- _GIVEN EXERCISE_
Give back all the data exactly, line by line.

— START OF DATA SUPPLIED —

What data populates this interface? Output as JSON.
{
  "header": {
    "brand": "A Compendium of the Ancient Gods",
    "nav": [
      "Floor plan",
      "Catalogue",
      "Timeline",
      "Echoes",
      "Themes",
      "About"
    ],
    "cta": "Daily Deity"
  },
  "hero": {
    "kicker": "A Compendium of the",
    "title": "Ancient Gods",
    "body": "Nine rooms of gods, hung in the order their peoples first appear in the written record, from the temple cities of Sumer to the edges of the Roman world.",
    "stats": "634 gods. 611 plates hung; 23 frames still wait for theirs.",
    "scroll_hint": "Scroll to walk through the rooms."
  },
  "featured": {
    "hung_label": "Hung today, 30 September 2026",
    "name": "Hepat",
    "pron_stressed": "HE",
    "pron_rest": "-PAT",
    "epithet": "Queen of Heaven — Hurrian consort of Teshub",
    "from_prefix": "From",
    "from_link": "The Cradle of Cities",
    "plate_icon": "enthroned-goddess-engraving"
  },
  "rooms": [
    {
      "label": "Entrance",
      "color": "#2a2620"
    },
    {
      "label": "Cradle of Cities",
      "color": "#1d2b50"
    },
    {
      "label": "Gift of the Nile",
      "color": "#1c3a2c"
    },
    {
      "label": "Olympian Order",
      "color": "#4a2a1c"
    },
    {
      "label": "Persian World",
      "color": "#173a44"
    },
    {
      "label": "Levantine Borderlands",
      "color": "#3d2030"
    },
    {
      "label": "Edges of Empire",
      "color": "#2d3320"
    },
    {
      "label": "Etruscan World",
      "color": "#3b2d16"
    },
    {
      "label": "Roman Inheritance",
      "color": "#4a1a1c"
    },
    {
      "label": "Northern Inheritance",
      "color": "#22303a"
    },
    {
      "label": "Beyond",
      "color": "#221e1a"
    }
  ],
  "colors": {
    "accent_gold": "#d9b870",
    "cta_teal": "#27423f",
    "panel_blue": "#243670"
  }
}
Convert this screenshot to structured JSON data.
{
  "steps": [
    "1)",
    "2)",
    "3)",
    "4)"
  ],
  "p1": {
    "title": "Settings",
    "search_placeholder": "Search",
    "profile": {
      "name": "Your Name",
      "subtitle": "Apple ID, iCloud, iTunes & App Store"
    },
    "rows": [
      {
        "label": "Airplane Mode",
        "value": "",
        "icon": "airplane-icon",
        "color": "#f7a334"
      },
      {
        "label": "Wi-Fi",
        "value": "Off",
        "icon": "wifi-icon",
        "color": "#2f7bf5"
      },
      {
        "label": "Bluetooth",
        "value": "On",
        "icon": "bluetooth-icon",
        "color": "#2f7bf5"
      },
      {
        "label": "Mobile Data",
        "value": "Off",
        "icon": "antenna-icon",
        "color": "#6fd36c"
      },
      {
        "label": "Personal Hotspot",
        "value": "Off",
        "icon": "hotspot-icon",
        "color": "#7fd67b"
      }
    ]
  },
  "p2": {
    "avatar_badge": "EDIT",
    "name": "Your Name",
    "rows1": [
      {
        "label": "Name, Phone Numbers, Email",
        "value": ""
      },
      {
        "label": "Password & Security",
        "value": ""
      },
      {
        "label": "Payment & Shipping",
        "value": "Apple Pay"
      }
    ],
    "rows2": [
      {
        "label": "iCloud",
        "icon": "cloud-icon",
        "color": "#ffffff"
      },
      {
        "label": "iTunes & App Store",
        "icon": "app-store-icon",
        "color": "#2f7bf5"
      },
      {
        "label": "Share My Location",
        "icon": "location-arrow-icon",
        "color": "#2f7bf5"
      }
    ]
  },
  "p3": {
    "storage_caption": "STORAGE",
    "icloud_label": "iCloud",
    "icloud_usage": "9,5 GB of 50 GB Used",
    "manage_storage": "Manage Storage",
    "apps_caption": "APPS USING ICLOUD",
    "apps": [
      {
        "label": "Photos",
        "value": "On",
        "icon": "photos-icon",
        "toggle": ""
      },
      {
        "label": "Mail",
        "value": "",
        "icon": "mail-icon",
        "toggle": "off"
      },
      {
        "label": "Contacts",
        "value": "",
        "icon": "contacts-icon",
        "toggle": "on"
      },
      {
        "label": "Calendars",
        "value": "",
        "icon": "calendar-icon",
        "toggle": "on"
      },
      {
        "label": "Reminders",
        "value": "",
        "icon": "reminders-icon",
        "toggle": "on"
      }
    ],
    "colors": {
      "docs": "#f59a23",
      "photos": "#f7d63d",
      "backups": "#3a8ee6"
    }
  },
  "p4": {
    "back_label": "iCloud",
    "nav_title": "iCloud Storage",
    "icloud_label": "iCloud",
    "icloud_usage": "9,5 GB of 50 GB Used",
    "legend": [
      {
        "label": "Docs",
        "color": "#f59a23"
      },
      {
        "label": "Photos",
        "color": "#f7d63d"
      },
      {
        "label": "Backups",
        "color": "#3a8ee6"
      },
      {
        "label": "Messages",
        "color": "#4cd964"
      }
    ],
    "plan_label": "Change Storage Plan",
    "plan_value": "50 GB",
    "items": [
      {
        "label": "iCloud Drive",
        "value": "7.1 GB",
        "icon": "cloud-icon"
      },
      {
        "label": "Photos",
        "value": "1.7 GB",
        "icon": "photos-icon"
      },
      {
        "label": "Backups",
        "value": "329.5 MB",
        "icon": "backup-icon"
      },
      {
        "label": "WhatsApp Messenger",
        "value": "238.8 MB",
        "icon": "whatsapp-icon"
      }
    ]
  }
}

— END OF DATA SUPPLIED —

- _COMPLETE ANSWER_
What data populates this interface? Output as JSON.
{
  "header": {
    "brand": "A Compendium of the Ancient Gods",
    "nav": [
      "Floor plan",
      "Catalogue",
      "Timeline",
      "Echoes",
      "Themes",
      "About"
    ],
    "cta": "Daily Deity"
  },
  "hero": {
    "kicker": "A Compendium of the",
    "title": "Ancient Gods",
    "body": "Nine rooms of gods, hung in the order their peoples first appear in the written record, from the temple cities of Sumer to the edges of the Roman world.",
    "stats": "634 gods. 611 plates hung; 23 frames still wait for theirs.",
    "scroll_hint": "Scroll to walk through the rooms."
  },
  "featured": {
    "hung_label": "Hung today, 30 September 2026",
    "name": "Hepat",
    "pron_stressed": "HE",
    "pron_rest": "-PAT",
    "epithet": "Queen of Heaven — Hurrian consort of Teshub",
    "from_prefix": "From",
    "from_link": "The Cradle of Cities",
    "plate_icon": "enthroned-goddess-engraving"
  },
  "rooms": [
    {
      "label": "Entrance",
      "color": "#2a2620"
    },
    {
      "label": "Cradle of Cities",
      "color": "#1d2b50"
    },
    {
      "label": "Gift of the Nile",
      "color": "#1c3a2c"
    },
    {
      "label": "Olympian Order",
      "color": "#4a2a1c"
    },
    {
      "label": "Persian World",
      "color": "#173a44"
    },
    {
      "label": "Levantine Borderlands",
      "color": "#3d2030"
    },
    {
      "label": "Edges of Empire",
      "color": "#2d3320"
    },
    {
      "label": "Etruscan World",
      "color": "#3b2d16"
    },
    {
      "label": "Roman Inheritance",
      "color": "#4a1a1c"
    },
    {
      "label": "Northern Inheritance",
      "color": "#22303a"
    },
    {
      "label": "Beyond",
      "color": "#221e1a"
    }
  ],
  "colors": {
    "accent_gold": "#d9b870",
    "cta_teal": "#27423f",
    "panel_blue": "#243670"
  }
}
Convert this screenshot to structured JSON data.
{
  "steps": [
    "1)",
    "2)",
    "3)",
    "4)"
  ],
  "p1": {
    "title": "Settings",
    "search_placeholder": "Search",
    "profile": {
      "name": "Your Name",
      "subtitle": "Apple ID, iCloud, iTunes & App Store"
    },
    "rows": [
      {
        "label": "Airplane Mode",
        "value": "",
        "icon": "airplane-icon",
        "color": "#f7a334"
      },
      {
        "label": "Wi-Fi",
        "value": "Off",
        "icon": "wifi-icon",
        "color": "#2f7bf5"
      },
      {
        "label": "Bluetooth",
        "value": "On",
        "icon": "bluetooth-icon",
        "color": "#2f7bf5"
      },
      {
        "label": "Mobile Data",
        "value": "Off",
        "icon": "antenna-icon",
        "color": "#6fd36c"
      },
      {
        "label": "Personal Hotspot",
        "value": "Off",
        "icon": "hotspot-icon",
        "color": "#7fd67b"
      }
    ]
  },
  "p2": {
    "avatar_badge": "EDIT",
    "name": "Your Name",
    "rows1": [
      {
        "label": "Name, Phone Numbers, Email",
        "value": ""
      },
      {
        "label": "Password & Security",
        "value": ""
      },
      {
        "label": "Payment & Shipping",
        "value": "Apple Pay"
      }
    ],
    "rows2": [
      {
        "label": "iCloud",
        "icon": "cloud-icon",
        "color": "#ffffff"
      },
      {
        "label": "iTunes & App Store",
        "icon": "app-store-icon",
        "color": "#2f7bf5"
      },
      {
        "label": "Share My Location",
        "icon": "location-arrow-icon",
        "color": "#2f7bf5"
      }
    ]
  },
  "p3": {
    "storage_caption": "STORAGE",
    "icloud_label": "iCloud",
    "icloud_usage": "9,5 GB of 50 GB Used",
    "manage_storage": "Manage Storage",
    "apps_caption": "APPS USING ICLOUD",
    "apps": [
      {
        "label": "Photos",
        "value": "On",
        "icon": "photos-icon",
        "toggle": ""
      },
      {
        "label": "Mail",
        "value": "",
        "icon": "mail-icon",
        "toggle": "off"
      },
      {
        "label": "Contacts",
        "value": "",
        "icon": "contacts-icon",
        "toggle": "on"
      },
      {
        "label": "Calendars",
        "value": "",
        "icon": "calendar-icon",
        "toggle": "on"
      },
      {
        "label": "Reminders",
        "value": "",
        "icon": "reminders-icon",
        "toggle": "on"
      }
    ],
    "colors": {
      "docs": "#f59a23",
      "photos": "#f7d63d",
      "backups": "#3a8ee6"
    }
  },
  "p4": {
    "back_label": "iCloud",
    "nav_title": "iCloud Storage",
    "icloud_label": "iCloud",
    "icloud_usage": "9,5 GB of 50 GB Used",
    "legend": [
      {
        "label": "Docs",
        "color": "#f59a23"
      },
      {
        "label": "Photos",
        "color": "#f7d63d"
      },
      {
        "label": "Backups",
        "color": "#3a8ee6"
      },
      {
        "label": "Messages",
        "color": "#4cd964"
      }
    ],
    "plan_label": "Change Storage Plan",
    "plan_value": "50 GB",
    "items": [
      {
        "label": "iCloud Drive",
        "value": "7.1 GB",
        "icon": "cloud-icon"
      },
      {
        "label": "Photos",
        "value": "1.7 GB",
        "icon": "photos-icon"
      },
      {
        "label": "Backups",
        "value": "329.5 MB",
        "icon": "backup-icon"
      },
      {
        "label": "WhatsApp Messenger",
        "value": "238.8 MB",
        "icon": "whatsapp-icon"
      }
    ]
  }
}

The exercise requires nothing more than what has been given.